§ **Selection**:
Perpetual bonds are a little different from these bonds. Instead of lending your money to an entity until a fixed date, it’s more like you saying, “I’ll lend you this money, and you promise to pay me back ₹125 every year for as long as I live. But you don’t have to give me back the ₹10,000 I lent you.”
So, the company that sells you the perpetual bond gives you ₹125 the first year, and then another ₹125, then another, and then another in perpetuity. This goes on as long as you continue to live. Since there’s no specific maturity date, the company doesn’t have to give you the principal back. The only way you get your money back is through these regular payments.
Here’s a difference summary between regular bonds and perpetual investing:
- End date – In a regular bond, there’s a fixed date when you get your money back, but in a perpetual bond, there’s no fixed end date.
- Getting back the principal – In a regular bond, you get back your original ₹10,000 at the end, but in a perpetual bond, you don’t; you keep getting smaller payments (₹125 in the example) indefinitely.
- Risk – While bonds are considered very safe investments (especially government bonds), perpetual bonds carry more risk. If the entity that pays you money goes bankrupt or becomes insolvent at any point during your agreement, you could stop getting your payments irrespective of whether you’ve recuperated your original amount.
Are payments truly unending?
This is a valid concern amongst perpetual bond investors. However, it is a fact that these investments do actually provide an ongoing income stream to their holders in perpetuity.

§ **Dataset content**:
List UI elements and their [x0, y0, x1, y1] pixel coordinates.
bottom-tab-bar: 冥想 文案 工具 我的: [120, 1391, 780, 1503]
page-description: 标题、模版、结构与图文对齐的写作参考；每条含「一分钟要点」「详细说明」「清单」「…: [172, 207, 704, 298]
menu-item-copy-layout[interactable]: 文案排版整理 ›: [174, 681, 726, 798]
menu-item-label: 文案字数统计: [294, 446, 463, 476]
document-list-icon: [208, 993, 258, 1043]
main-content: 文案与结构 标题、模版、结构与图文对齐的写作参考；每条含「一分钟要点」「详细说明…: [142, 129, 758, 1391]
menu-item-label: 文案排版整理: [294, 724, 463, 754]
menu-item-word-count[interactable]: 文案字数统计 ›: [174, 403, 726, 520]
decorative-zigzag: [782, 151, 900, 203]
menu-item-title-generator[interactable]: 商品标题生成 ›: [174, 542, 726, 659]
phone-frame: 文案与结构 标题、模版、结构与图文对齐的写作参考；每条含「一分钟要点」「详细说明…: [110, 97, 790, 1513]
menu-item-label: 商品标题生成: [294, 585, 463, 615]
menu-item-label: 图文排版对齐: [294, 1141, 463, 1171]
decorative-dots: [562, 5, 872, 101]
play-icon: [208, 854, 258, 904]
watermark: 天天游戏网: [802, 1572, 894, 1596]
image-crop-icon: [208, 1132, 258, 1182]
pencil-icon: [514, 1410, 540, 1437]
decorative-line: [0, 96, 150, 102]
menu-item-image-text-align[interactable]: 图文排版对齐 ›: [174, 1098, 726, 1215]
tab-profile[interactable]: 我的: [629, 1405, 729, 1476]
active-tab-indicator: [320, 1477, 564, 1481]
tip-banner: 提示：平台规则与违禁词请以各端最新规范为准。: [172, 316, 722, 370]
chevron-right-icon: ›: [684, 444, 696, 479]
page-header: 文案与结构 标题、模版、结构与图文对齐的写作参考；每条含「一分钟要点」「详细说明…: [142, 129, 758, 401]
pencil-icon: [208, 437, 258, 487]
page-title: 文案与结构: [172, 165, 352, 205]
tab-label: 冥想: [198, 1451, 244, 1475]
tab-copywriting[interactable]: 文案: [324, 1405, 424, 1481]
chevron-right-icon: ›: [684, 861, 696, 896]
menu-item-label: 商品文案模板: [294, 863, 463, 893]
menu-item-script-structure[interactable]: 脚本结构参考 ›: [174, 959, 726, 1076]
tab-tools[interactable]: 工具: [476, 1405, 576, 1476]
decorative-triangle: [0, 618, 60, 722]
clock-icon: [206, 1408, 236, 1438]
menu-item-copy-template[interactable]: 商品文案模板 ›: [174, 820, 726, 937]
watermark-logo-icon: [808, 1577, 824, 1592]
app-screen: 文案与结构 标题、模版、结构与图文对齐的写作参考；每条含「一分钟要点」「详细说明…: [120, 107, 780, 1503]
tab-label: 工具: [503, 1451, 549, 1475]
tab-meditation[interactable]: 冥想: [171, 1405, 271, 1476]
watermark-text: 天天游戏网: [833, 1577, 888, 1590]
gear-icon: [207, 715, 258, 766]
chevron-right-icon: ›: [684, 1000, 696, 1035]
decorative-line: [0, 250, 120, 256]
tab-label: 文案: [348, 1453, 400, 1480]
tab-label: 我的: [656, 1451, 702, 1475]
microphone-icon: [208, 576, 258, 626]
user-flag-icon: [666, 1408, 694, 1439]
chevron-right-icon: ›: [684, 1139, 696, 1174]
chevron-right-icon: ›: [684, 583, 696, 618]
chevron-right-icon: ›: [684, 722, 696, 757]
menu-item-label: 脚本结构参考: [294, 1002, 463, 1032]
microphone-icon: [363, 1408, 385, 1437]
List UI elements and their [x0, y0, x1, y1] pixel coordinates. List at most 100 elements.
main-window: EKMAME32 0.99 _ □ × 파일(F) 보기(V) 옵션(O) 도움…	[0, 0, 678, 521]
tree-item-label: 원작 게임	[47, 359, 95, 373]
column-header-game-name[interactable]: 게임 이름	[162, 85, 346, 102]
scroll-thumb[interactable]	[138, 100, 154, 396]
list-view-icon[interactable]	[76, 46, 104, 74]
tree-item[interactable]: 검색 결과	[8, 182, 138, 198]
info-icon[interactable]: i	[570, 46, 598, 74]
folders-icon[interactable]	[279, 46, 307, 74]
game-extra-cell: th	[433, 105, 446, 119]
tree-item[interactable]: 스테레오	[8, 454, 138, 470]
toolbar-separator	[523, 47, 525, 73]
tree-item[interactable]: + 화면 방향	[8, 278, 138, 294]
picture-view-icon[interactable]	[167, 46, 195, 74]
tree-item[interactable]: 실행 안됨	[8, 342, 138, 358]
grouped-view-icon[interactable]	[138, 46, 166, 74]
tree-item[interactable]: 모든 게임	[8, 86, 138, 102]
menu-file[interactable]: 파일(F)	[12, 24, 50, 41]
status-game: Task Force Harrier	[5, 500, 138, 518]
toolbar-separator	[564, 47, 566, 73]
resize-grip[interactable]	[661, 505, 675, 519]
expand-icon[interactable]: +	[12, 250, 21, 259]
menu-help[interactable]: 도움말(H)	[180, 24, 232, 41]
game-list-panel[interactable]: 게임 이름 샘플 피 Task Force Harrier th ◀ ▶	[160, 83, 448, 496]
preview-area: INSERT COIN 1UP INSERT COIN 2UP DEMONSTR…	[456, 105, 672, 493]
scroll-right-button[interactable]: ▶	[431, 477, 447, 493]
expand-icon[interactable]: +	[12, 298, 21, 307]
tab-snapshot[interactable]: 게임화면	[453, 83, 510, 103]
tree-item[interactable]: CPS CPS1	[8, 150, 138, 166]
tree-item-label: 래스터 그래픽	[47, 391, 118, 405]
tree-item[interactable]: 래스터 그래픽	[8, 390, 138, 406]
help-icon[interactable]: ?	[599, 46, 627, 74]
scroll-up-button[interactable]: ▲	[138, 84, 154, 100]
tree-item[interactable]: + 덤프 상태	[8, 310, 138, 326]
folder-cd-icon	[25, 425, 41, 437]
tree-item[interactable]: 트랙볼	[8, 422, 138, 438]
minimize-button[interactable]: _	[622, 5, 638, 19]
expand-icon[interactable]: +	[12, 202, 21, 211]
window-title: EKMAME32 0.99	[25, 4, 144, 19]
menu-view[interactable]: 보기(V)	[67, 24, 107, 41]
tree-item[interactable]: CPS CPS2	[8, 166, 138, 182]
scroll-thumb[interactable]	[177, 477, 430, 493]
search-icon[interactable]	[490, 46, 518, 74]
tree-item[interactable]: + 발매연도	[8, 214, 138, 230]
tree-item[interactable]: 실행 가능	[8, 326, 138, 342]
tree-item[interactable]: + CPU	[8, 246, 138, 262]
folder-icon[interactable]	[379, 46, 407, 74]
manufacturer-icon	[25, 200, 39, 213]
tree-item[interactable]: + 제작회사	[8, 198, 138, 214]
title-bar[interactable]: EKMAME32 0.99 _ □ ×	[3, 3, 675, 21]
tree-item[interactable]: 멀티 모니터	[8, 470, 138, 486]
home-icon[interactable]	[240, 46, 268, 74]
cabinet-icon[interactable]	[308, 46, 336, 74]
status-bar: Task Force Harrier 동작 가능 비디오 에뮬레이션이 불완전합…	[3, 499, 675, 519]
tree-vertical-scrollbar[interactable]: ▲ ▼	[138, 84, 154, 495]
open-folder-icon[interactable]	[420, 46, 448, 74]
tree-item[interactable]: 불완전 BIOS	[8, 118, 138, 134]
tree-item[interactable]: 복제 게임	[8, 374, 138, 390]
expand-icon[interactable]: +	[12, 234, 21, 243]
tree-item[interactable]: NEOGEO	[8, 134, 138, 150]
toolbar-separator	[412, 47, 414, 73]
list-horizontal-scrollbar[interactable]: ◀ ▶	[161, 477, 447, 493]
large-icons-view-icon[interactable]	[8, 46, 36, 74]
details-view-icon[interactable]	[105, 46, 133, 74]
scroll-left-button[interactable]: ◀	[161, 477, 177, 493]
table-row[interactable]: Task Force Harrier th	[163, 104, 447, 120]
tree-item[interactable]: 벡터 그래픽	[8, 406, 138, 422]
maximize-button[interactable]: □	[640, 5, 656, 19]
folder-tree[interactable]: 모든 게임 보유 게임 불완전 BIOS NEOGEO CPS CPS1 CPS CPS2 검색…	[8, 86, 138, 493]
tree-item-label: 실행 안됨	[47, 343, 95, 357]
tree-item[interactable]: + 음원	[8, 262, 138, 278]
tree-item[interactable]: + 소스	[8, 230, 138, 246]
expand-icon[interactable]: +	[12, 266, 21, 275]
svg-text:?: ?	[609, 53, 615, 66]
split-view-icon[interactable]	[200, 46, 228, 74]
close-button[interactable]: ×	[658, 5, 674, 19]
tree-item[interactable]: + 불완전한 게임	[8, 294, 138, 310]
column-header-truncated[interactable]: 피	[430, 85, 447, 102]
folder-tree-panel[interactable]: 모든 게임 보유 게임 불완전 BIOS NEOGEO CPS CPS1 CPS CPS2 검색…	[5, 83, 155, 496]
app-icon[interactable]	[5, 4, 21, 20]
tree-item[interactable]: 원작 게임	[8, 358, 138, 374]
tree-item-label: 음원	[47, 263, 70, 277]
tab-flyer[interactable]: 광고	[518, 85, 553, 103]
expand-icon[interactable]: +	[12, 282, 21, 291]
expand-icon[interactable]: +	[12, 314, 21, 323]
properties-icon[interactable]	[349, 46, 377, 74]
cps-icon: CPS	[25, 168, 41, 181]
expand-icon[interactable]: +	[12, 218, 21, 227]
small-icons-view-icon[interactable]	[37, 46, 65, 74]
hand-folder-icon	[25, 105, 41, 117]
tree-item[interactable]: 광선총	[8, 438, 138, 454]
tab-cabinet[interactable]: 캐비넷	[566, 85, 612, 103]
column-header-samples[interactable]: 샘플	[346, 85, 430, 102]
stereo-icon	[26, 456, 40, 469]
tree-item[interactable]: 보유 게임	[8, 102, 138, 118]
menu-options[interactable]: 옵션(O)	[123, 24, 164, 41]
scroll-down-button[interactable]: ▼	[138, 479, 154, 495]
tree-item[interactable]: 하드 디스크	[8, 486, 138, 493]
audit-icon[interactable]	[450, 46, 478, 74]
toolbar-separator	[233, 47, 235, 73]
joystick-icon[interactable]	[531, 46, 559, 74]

§ **Instruction 1**: Reproduce, word for word, the stretch of the passage on perpetual bonds from "So, the company" through "the example) indefinitely.".
§ **Instruction 2**: Return every line of the rows that contains the word "Task". Case counts.
The passage on perpetual bonds and the rows come from separate sources.

§ **Written answer 1**:
So, the company that sells you the perpetual bond gives you ₹125 the first year, and then another ₹125, then another, and then another in perpetuity. This goes on as long as you continue to live. Since there’s no specific maturity date, the company doesn’t have to give you the principal back. The only way you get your money back is through these regular payments.
Here’s a difference summary between regular bonds and perpetual investing:
- End date – In a regular bond, there’s a fixed date when you get your money back, but in a perpetual bond, there’s no fixed end date.
- Getting back the principal – In a regular bond, you get back your original ₹10,000 at the end, but in a perpetual bond, you don’t; you keep getting smaller payments (₹125 in the example) indefinitely.

§ **Written answer 2**:
status-game: Task Force Harrier	[5, 500, 138, 518]
game-list-panel[interactable]: 게임 이름 샘플 피 Task Force Harrier th ◀ ▶	[160, 83, 448, 496]
status-bar: Task Force Harrier 동작 가능 비디오 에뮬레이션이 불완전합…	[3, 499, 675, 519]
table-row[interactable]: Task Force Harrier th	[163, 104, 447, 120]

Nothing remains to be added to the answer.